What the exercise asks
Copy out all lines in the data below containing the string "panel".
-- Records for processing follows --
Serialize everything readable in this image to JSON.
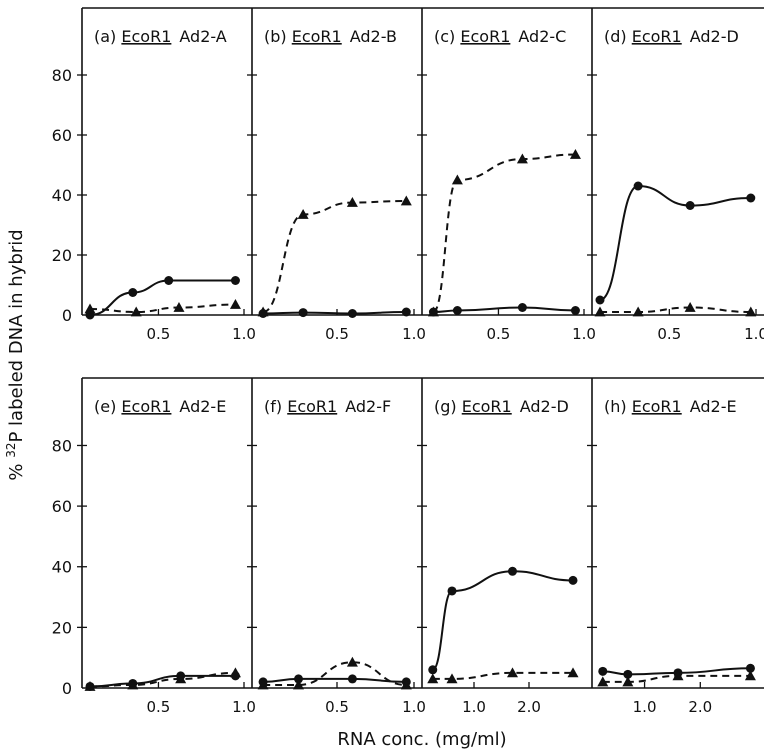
{
  "figure": {
    "ylabel_prefix": "% ",
    "ylabel_sup": "32",
    "ylabel_rest": "P labeled DNA in hybrid",
    "xlabel": "RNA conc. (mg/ml)"
  },
  "chart_data": [
    {
      "type": "line",
      "panel": "a",
      "label_prefix": "(a)",
      "enzyme": "EcoR1",
      "fragment": "Ad2-A",
      "xlim": [
        0.1,
        1.0
      ],
      "ylim": [
        0,
        95
      ],
      "xticks": [
        {
          "v": 0.5,
          "l": "0.5"
        },
        {
          "v": 1.0,
          "l": "1.0"
        }
      ],
      "yticks": [
        {
          "v": 0,
          "l": "0"
        },
        {
          "v": 20,
          "l": "20"
        },
        {
          "v": 40,
          "l": "40"
        },
        {
          "v": 60,
          "l": "60"
        },
        {
          "v": 80,
          "l": "80"
        }
      ],
      "series": [
        {
          "marker": "circle",
          "line": "solid",
          "points": [
            [
              0.1,
              0
            ],
            [
              0.35,
              7.5
            ],
            [
              0.56,
              11.5
            ],
            [
              0.95,
              11.5
            ]
          ]
        },
        {
          "marker": "triangle",
          "line": "dashed",
          "points": [
            [
              0.1,
              2
            ],
            [
              0.37,
              1
            ],
            [
              0.62,
              2.5
            ],
            [
              0.95,
              3.5
            ]
          ]
        }
      ]
    },
    {
      "type": "line",
      "panel": "b",
      "label_prefix": "(b)",
      "enzyme": "EcoR1",
      "fragment": "Ad2-B",
      "xlim": [
        0.0,
        1.0
      ],
      "ylim": [
        0,
        95
      ],
      "xticks": [
        {
          "v": 0.5,
          "l": "0.5"
        },
        {
          "v": 1.0,
          "l": "1.0"
        }
      ],
      "yticks": [],
      "series": [
        {
          "marker": "triangle",
          "line": "dashed",
          "points": [
            [
              0.02,
              1
            ],
            [
              0.28,
              33.5
            ],
            [
              0.6,
              37.5
            ],
            [
              0.95,
              38
            ]
          ]
        },
        {
          "marker": "circle",
          "line": "solid",
          "points": [
            [
              0.02,
              0.5
            ],
            [
              0.28,
              0.8
            ],
            [
              0.6,
              0.5
            ],
            [
              0.95,
              1
            ]
          ]
        }
      ]
    },
    {
      "type": "line",
      "panel": "c",
      "label_prefix": "(c)",
      "enzyme": "EcoR1",
      "fragment": "Ad2-C",
      "xlim": [
        0.1,
        1.0
      ],
      "ylim": [
        0,
        95
      ],
      "xticks": [
        {
          "v": 0.5,
          "l": "0.5"
        },
        {
          "v": 1.0,
          "l": "1.0"
        }
      ],
      "yticks": [],
      "series": [
        {
          "marker": "triangle",
          "line": "dashed",
          "points": [
            [
              0.12,
              1
            ],
            [
              0.26,
              45
            ],
            [
              0.64,
              52
            ],
            [
              0.95,
              53.5
            ]
          ]
        },
        {
          "marker": "circle",
          "line": "solid",
          "points": [
            [
              0.12,
              1
            ],
            [
              0.26,
              1.5
            ],
            [
              0.64,
              2.5
            ],
            [
              0.95,
              1.5
            ]
          ]
        }
      ]
    },
    {
      "type": "line",
      "panel": "d",
      "label_prefix": "(d)",
      "enzyme": "EcoR1",
      "fragment": "Ad2-D",
      "xlim": [
        0.1,
        1.0
      ],
      "ylim": [
        0,
        95
      ],
      "xticks": [
        {
          "v": 0.5,
          "l": "0.5"
        },
        {
          "v": 1.0,
          "l": "1.0"
        }
      ],
      "yticks": [],
      "series": [
        {
          "marker": "circle",
          "line": "solid",
          "points": [
            [
              0.1,
              5
            ],
            [
              0.32,
              43
            ],
            [
              0.62,
              36.5
            ],
            [
              0.97,
              39
            ]
          ]
        },
        {
          "marker": "triangle",
          "line": "dashed",
          "points": [
            [
              0.1,
              1
            ],
            [
              0.32,
              1
            ],
            [
              0.62,
              2.5
            ],
            [
              0.97,
              1
            ]
          ]
        }
      ]
    },
    {
      "type": "line",
      "panel": "e",
      "label_prefix": "(e)",
      "enzyme": "EcoR1",
      "fragment": "Ad2-E",
      "xlim": [
        0.1,
        1.0
      ],
      "ylim": [
        0,
        95
      ],
      "xticks": [
        {
          "v": 0.5,
          "l": "0.5"
        },
        {
          "v": 1.0,
          "l": "1.0"
        }
      ],
      "yticks": [
        {
          "v": 0,
          "l": "0"
        },
        {
          "v": 20,
          "l": "20"
        },
        {
          "v": 40,
          "l": "40"
        },
        {
          "v": 60,
          "l": "60"
        },
        {
          "v": 80,
          "l": "80"
        }
      ],
      "series": [
        {
          "marker": "circle",
          "line": "solid",
          "points": [
            [
              0.1,
              0.5
            ],
            [
              0.35,
              1.5
            ],
            [
              0.63,
              4
            ],
            [
              0.95,
              4
            ]
          ]
        },
        {
          "marker": "triangle",
          "line": "dashed",
          "points": [
            [
              0.1,
              0.5
            ],
            [
              0.35,
              1
            ],
            [
              0.63,
              3
            ],
            [
              0.95,
              5
            ]
          ]
        }
      ]
    },
    {
      "type": "line",
      "panel": "f",
      "label_prefix": "(f)",
      "enzyme": "EcoR1",
      "fragment": "Ad2-F",
      "xlim": [
        0.0,
        1.0
      ],
      "ylim": [
        0,
        95
      ],
      "xticks": [
        {
          "v": 0.5,
          "l": "0.5"
        },
        {
          "v": 1.0,
          "l": "1.0"
        }
      ],
      "yticks": [],
      "series": [
        {
          "marker": "circle",
          "line": "solid",
          "points": [
            [
              0.02,
              2
            ],
            [
              0.25,
              3
            ],
            [
              0.6,
              3
            ],
            [
              0.95,
              2
            ]
          ]
        },
        {
          "marker": "triangle",
          "line": "dashed",
          "points": [
            [
              0.02,
              1
            ],
            [
              0.25,
              1
            ],
            [
              0.6,
              8.5
            ],
            [
              0.95,
              1
            ]
          ]
        }
      ]
    },
    {
      "type": "line",
      "panel": "g",
      "label_prefix": "(g)",
      "enzyme": "EcoR1",
      "fragment": "Ad2-D",
      "xlim": [
        0.2,
        3.0
      ],
      "ylim": [
        0,
        95
      ],
      "xticks": [
        {
          "v": 1.0,
          "l": "1.0"
        },
        {
          "v": 2.0,
          "l": "2.0"
        }
      ],
      "yticks": [],
      "series": [
        {
          "marker": "circle",
          "line": "solid",
          "points": [
            [
              0.25,
              6
            ],
            [
              0.6,
              32
            ],
            [
              1.7,
              38.5
            ],
            [
              2.8,
              35.5
            ]
          ]
        },
        {
          "marker": "triangle",
          "line": "dashed",
          "points": [
            [
              0.25,
              3
            ],
            [
              0.6,
              3
            ],
            [
              1.7,
              5
            ],
            [
              2.8,
              5
            ]
          ]
        }
      ]
    },
    {
      "type": "line",
      "panel": "h",
      "label_prefix": "(h)",
      "enzyme": "EcoR1",
      "fragment": "Ad2-E",
      "xlim": [
        0.2,
        3.0
      ],
      "ylim": [
        0,
        95
      ],
      "xticks": [
        {
          "v": 1.0,
          "l": "1.0"
        },
        {
          "v": 2.0,
          "l": "2.0"
        }
      ],
      "yticks": [],
      "series": [
        {
          "marker": "circle",
          "line": "solid",
          "points": [
            [
              0.25,
              5.5
            ],
            [
              0.7,
              4.5
            ],
            [
              1.6,
              5
            ],
            [
              2.9,
              6.5
            ]
          ]
        },
        {
          "marker": "triangle",
          "line": "dashed",
          "points": [
            [
              0.25,
              2
            ],
            [
              0.7,
              2
            ],
            [
              1.6,
              4
            ],
            [
              2.9,
              4
            ]
          ]
        }
      ]
    }
  ]
}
-- Records for processing concluded --
Answer to this problem
      "panel": "a",
      "panel": "b",
      "panel": "c",
      "panel": "d",
      "panel": "e",
      "panel": "f",
      "panel": "g",
      "panel": "h",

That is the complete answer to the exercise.